* _Work to be completed_
Render the material again word for word, skipping the pictures in it.

(Saved entries)
** BEGIN **
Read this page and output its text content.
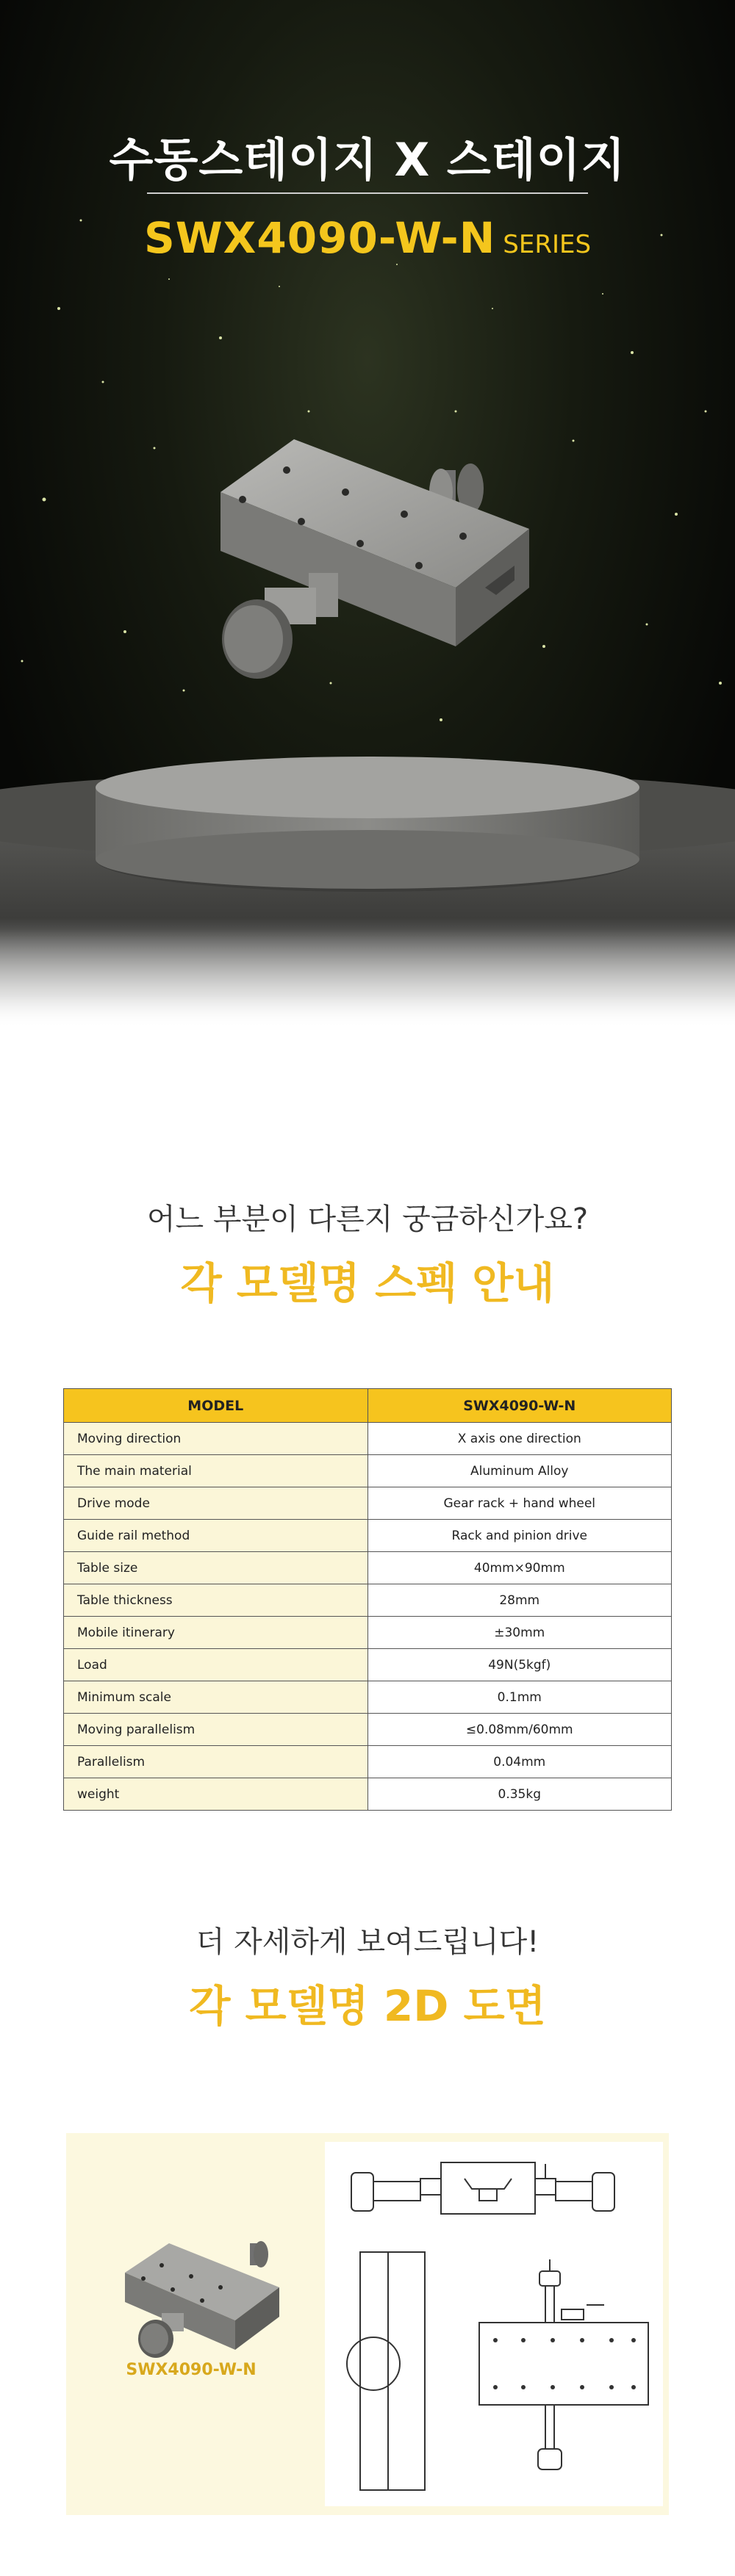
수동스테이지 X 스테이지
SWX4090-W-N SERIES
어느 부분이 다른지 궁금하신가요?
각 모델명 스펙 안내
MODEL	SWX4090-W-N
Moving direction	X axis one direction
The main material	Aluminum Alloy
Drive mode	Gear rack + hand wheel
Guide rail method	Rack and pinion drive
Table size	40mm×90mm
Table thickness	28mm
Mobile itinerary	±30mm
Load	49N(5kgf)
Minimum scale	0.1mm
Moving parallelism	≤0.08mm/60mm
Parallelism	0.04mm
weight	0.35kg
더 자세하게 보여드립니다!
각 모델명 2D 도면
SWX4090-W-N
** END **
* _Problem solution_
Read this page and output its text content.
수동스테이지 X 스테이지
SWX4090-W-N SERIES
어느 부분이 다른지 궁금하신가요?
각 모델명 스펙 안내
MODEL	SWX4090-W-N
Moving direction	X axis one direction
The main material	Aluminum Alloy
Drive mode	Gear rack + hand wheel
Guide rail method	Rack and pinion drive
Table size	40mm×90mm
Table thickness	28mm
Mobile itinerary	±30mm
Load	49N(5kgf)
Minimum scale	0.1mm
Moving parallelism	≤0.08mm/60mm
Parallelism	0.04mm
weight	0.35kg
더 자세하게 보여드립니다!
각 모델명 2D 도면
SWX4090-W-N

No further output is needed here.